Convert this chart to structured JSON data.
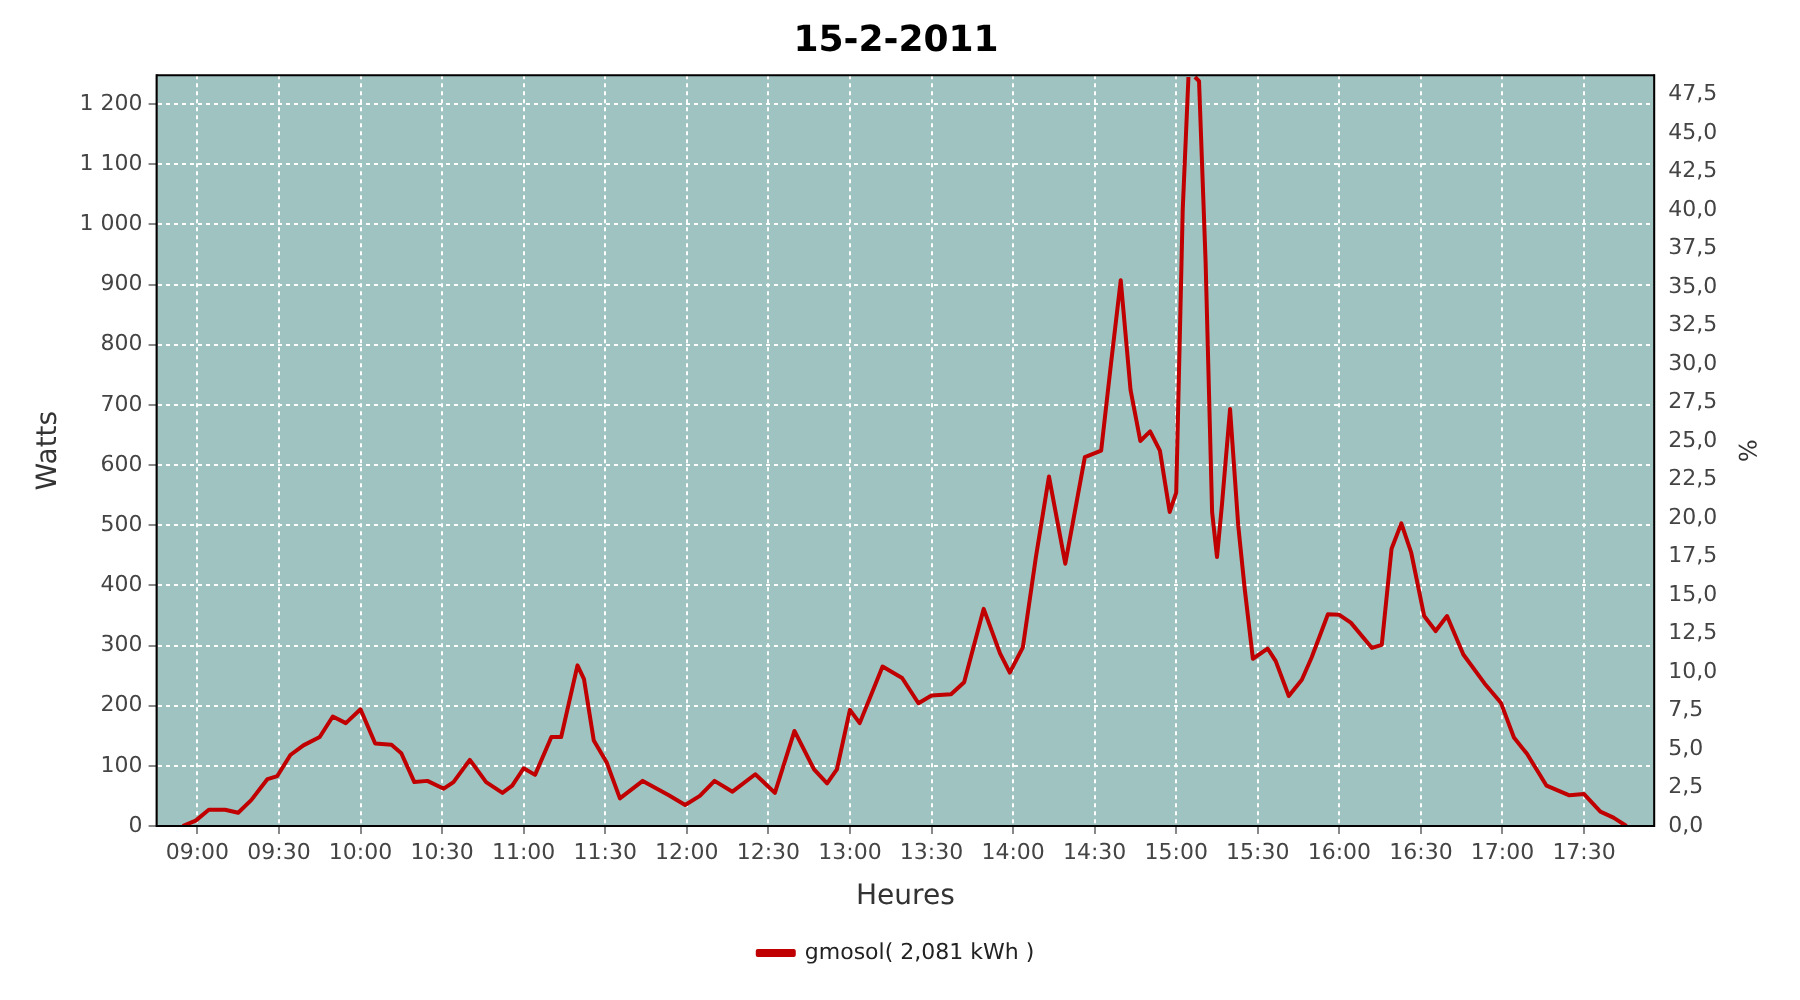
{
  "chart_data": {
    "type": "line",
    "title": "15-2-2011",
    "xlabel": "Heures",
    "ylabel": "Watts",
    "y2label": "%",
    "xlim": [
      8.75,
      17.93
    ],
    "xticks": [
      {
        "value": 9,
        "label": "09:00"
      },
      {
        "value": 9.5,
        "label": "09:30"
      },
      {
        "value": 10,
        "label": "10:00"
      },
      {
        "value": 10.5,
        "label": "10:30"
      },
      {
        "value": 11,
        "label": "11:00"
      },
      {
        "value": 11.5,
        "label": "11:30"
      },
      {
        "value": 12,
        "label": "12:00"
      },
      {
        "value": 12.5,
        "label": "12:30"
      },
      {
        "value": 13,
        "label": "13:00"
      },
      {
        "value": 13.5,
        "label": "13:30"
      },
      {
        "value": 14,
        "label": "14:00"
      },
      {
        "value": 14.5,
        "label": "14:30"
      },
      {
        "value": 15,
        "label": "15:00"
      },
      {
        "value": 15.5,
        "label": "15:30"
      },
      {
        "value": 16,
        "label": "16:00"
      },
      {
        "value": 16.5,
        "label": "16:30"
      },
      {
        "value": 17,
        "label": "17:00"
      },
      {
        "value": 17.5,
        "label": "17:30"
      }
    ],
    "ylim": [
      0,
      1248
    ],
    "yticks": [
      0,
      100,
      200,
      300,
      400,
      500,
      600,
      700,
      800,
      900,
      {
        "value": 1000,
        "label": "1 000"
      },
      {
        "value": 1100,
        "label": "1 100"
      },
      {
        "value": 1200,
        "label": "1 200"
      }
    ],
    "y2lim": [
      0,
      48.75
    ],
    "y2ticks": [
      {
        "value": 0,
        "label": "0,0"
      },
      {
        "value": 2.5,
        "label": "2,5"
      },
      {
        "value": 5,
        "label": "5,0"
      },
      {
        "value": 7.5,
        "label": "7,5"
      },
      {
        "value": 10,
        "label": "10,0"
      },
      {
        "value": 12.5,
        "label": "12,5"
      },
      {
        "value": 15,
        "label": "15,0"
      },
      {
        "value": 17.5,
        "label": "17,5"
      },
      {
        "value": 20,
        "label": "20,0"
      },
      {
        "value": 22.5,
        "label": "22,5"
      },
      {
        "value": 25,
        "label": "25,0"
      },
      {
        "value": 27.5,
        "label": "27,5"
      },
      {
        "value": 30,
        "label": "30,0"
      },
      {
        "value": 32.5,
        "label": "32,5"
      },
      {
        "value": 35,
        "label": "35,0"
      },
      {
        "value": 37.5,
        "label": "37,5"
      },
      {
        "value": 40,
        "label": "40,0"
      },
      {
        "value": 42.5,
        "label": "42,5"
      },
      {
        "value": 45,
        "label": "45,0"
      },
      {
        "value": 47.5,
        "label": "47,5"
      }
    ],
    "grid": true,
    "legend": "bottom",
    "marker": "none",
    "line_style": "solid",
    "series": [
      {
        "name": "gmosol( 2,081 kWh )",
        "color": "#c00000",
        "x": [
          8.91,
          8.99,
          9.07,
          9.17,
          9.25,
          9.33,
          9.43,
          9.49,
          9.57,
          9.65,
          9.75,
          9.83,
          9.91,
          10.0,
          10.09,
          10.19,
          10.25,
          10.33,
          10.41,
          10.51,
          10.57,
          10.67,
          10.77,
          10.87,
          10.93,
          11.0,
          11.07,
          11.17,
          11.23,
          11.33,
          11.37,
          11.43,
          11.51,
          11.59,
          11.73,
          11.89,
          11.99,
          12.08,
          12.17,
          12.28,
          12.42,
          12.54,
          12.66,
          12.78,
          12.86,
          12.92,
          13.0,
          13.06,
          13.2,
          13.32,
          13.42,
          13.5,
          13.62,
          13.7,
          13.82,
          13.92,
          13.98,
          14.06,
          14.14,
          14.22,
          14.32,
          14.44,
          14.54,
          14.6,
          14.66,
          14.72,
          14.78,
          14.84,
          14.9,
          14.96,
          15.0,
          15.04,
          15.075,
          15.095,
          15.115,
          15.14,
          15.18,
          15.22,
          15.25,
          15.28,
          15.33,
          15.38,
          15.42,
          15.47,
          15.56,
          15.61,
          15.69,
          15.77,
          15.83,
          15.93,
          16.0,
          16.07,
          16.2,
          16.26,
          16.32,
          16.38,
          16.44,
          16.52,
          16.59,
          16.66,
          16.76,
          16.89,
          16.99,
          17.07,
          17.15,
          17.27,
          17.41,
          17.5,
          17.6,
          17.68,
          17.76
        ],
        "values": [
          0,
          9,
          27,
          27,
          22,
          43,
          78,
          83,
          118,
          134,
          148,
          182,
          171,
          194,
          137,
          135,
          121,
          73,
          75,
          62,
          73,
          110,
          73,
          55,
          67,
          96,
          85,
          148,
          148,
          267,
          244,
          142,
          105,
          46,
          75,
          51,
          35,
          50,
          75,
          57,
          86,
          55,
          158,
          94,
          71,
          94,
          193,
          171,
          265,
          246,
          204,
          217,
          219,
          239,
          361,
          287,
          255,
          297,
          447,
          581,
          436,
          613,
          624,
          768,
          907,
          725,
          640,
          656,
          624,
          522,
          554,
          1025,
          1245,
          null,
          1245,
          1238,
          939,
          522,
          447,
          533,
          693,
          500,
          394,
          278,
          295,
          274,
          216,
          243,
          280,
          352,
          351,
          338,
          296,
          301,
          461,
          503,
          455,
          349,
          324,
          349,
          285,
          237,
          205,
          147,
          120,
          67,
          51,
          53,
          24,
          14,
          0
        ]
      }
    ]
  }
}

====

**What you have to do:** Can you restate all the records above word for word while dropping the pictures?

**Correct result:**
Convert this chart to structured JSON data.
{
  "chart_data": {
    "type": "line",
    "title": "15-2-2011",
    "xlabel": "Heures",
    "ylabel": "Watts",
    "y2label": "%",
    "xlim": [
      8.75,
      17.93
    ],
    "xticks": [
      {
        "value": 9,
        "label": "09:00"
      },
      {
        "value": 9.5,
        "label": "09:30"
      },
      {
        "value": 10,
        "label": "10:00"
      },
      {
        "value": 10.5,
        "label": "10:30"
      },
      {
        "value": 11,
        "label": "11:00"
      },
      {
        "value": 11.5,
        "label": "11:30"
      },
      {
        "value": 12,
        "label": "12:00"
      },
      {
        "value": 12.5,
        "label": "12:30"
      },
      {
        "value": 13,
        "label": "13:00"
      },
      {
        "value": 13.5,
        "label": "13:30"
      },
      {
        "value": 14,
        "label": "14:00"
      },
      {
        "value": 14.5,
        "label": "14:30"
      },
      {
        "value": 15,
        "label": "15:00"
      },
      {
        "value": 15.5,
        "label": "15:30"
      },
      {
        "value": 16,
        "label": "16:00"
      },
      {
        "value": 16.5,
        "label": "16:30"
      },
      {
        "value": 17,
        "label": "17:00"
      },
      {
        "value": 17.5,
        "label": "17:30"
      }
    ],
    "ylim": [
      0,
      1248
    ],
    "yticks": [
      0,
      100,
      200,
      300,
      400,
      500,
      600,
      700,
      800,
      900,
      {
        "value": 1000,
        "label": "1 000"
      },
      {
        "value": 1100,
        "label": "1 100"
      },
      {
        "value": 1200,
        "label": "1 200"
      }
    ],
    "y2lim": [
      0,
      48.75
    ],
    "y2ticks": [
      {
        "value": 0,
        "label": "0,0"
      },
      {
        "value": 2.5,
        "label": "2,5"
      },
      {
        "value": 5,
        "label": "5,0"
      },
      {
        "value": 7.5,
        "label": "7,5"
      },
      {
        "value": 10,
        "label": "10,0"
      },
      {
        "value": 12.5,
        "label": "12,5"
      },
      {
        "value": 15,
        "label": "15,0"
      },
      {
        "value": 17.5,
        "label": "17,5"
      },
      {
        "value": 20,
        "label": "20,0"
      },
      {
        "value": 22.5,
        "label": "22,5"
      },
      {
        "value": 25,
        "label": "25,0"
      },
      {
        "value": 27.5,
        "label": "27,5"
      },
      {
        "value": 30,
        "label": "30,0"
      },
      {
        "value": 32.5,
        "label": "32,5"
      },
      {
        "value": 35,
        "label": "35,0"
      },
      {
        "value": 37.5,
        "label": "37,5"
      },
      {
        "value": 40,
        "label": "40,0"
      },
      {
        "value": 42.5,
        "label": "42,5"
      },
      {
        "value": 45,
        "label": "45,0"
      },
      {
        "value": 47.5,
        "label": "47,5"
      }
    ],
    "grid": true,
    "legend": "bottom",
    "marker": "none",
    "line_style": "solid",
    "series": [
      {
        "name": "gmosol( 2,081 kWh )",
        "color": "#c00000",
        "x": [
          8.91,
          8.99,
          9.07,
          9.17,
          9.25,
          9.33,
          9.43,
          9.49,
          9.57,
          9.65,
          9.75,
          9.83,
          9.91,
          10.0,
          10.09,
          10.19,
          10.25,
          10.33,
          10.41,
          10.51,
          10.57,
          10.67,
          10.77,
          10.87,
          10.93,
          11.0,
          11.07,
          11.17,
          11.23,
          11.33,
          11.37,
          11.43,
          11.51,
          11.59,
          11.73,
          11.89,
          11.99,
          12.08,
          12.17,
          12.28,
          12.42,
          12.54,
          12.66,
          12.78,
          12.86,
          12.92,
          13.0,
          13.06,
          13.2,
          13.32,
          13.42,
          13.5,
          13.62,
          13.7,
          13.82,
          13.92,
          13.98,
          14.06,
          14.14,
          14.22,
          14.32,
          14.44,
          14.54,
          14.6,
          14.66,
          14.72,
          14.78,
          14.84,
          14.9,
          14.96,
          15.0,
          15.04,
          15.075,
          15.095,
          15.115,
          15.14,
          15.18,
          15.22,
          15.25,
          15.28,
          15.33,
          15.38,
          15.42,
          15.47,
          15.56,
          15.61,
          15.69,
          15.77,
          15.83,
          15.93,
          16.0,
          16.07,
          16.2,
          16.26,
          16.32,
          16.38,
          16.44,
          16.52,
          16.59,
          16.66,
          16.76,
          16.89,
          16.99,
          17.07,
          17.15,
          17.27,
          17.41,
          17.5,
          17.6,
          17.68,
          17.76
        ],
        "values": [
          0,
          9,
          27,
          27,
          22,
          43,
          78,
          83,
          118,
          134,
          148,
          182,
          171,
          194,
          137,
          135,
          121,
          73,
          75,
          62,
          73,
          110,
          73,
          55,
          67,
          96,
          85,
          148,
          148,
          267,
          244,
          142,
          105,
          46,
          75,
          51,
          35,
          50,
          75,
          57,
          86,
          55,
          158,
          94,
          71,
          94,
          193,
          171,
          265,
          246,
          204,
          217,
          219,
          239,
          361,
          287,
          255,
          297,
          447,
          581,
          436,
          613,
          624,
          768,
          907,
          725,
          640,
          656,
          624,
          522,
          554,
          1025,
          1245,
          null,
          1245,
          1238,
          939,
          522,
          447,
          533,
          693,
          500,
          394,
          278,
          295,
          274,
          216,
          243,
          280,
          352,
          351,
          338,
          296,
          301,
          461,
          503,
          455,
          349,
          324,
          349,
          285,
          237,
          205,
          147,
          120,
          67,
          51,
          53,
          24,
          14,
          0
        ]
      }
    ]
  }
}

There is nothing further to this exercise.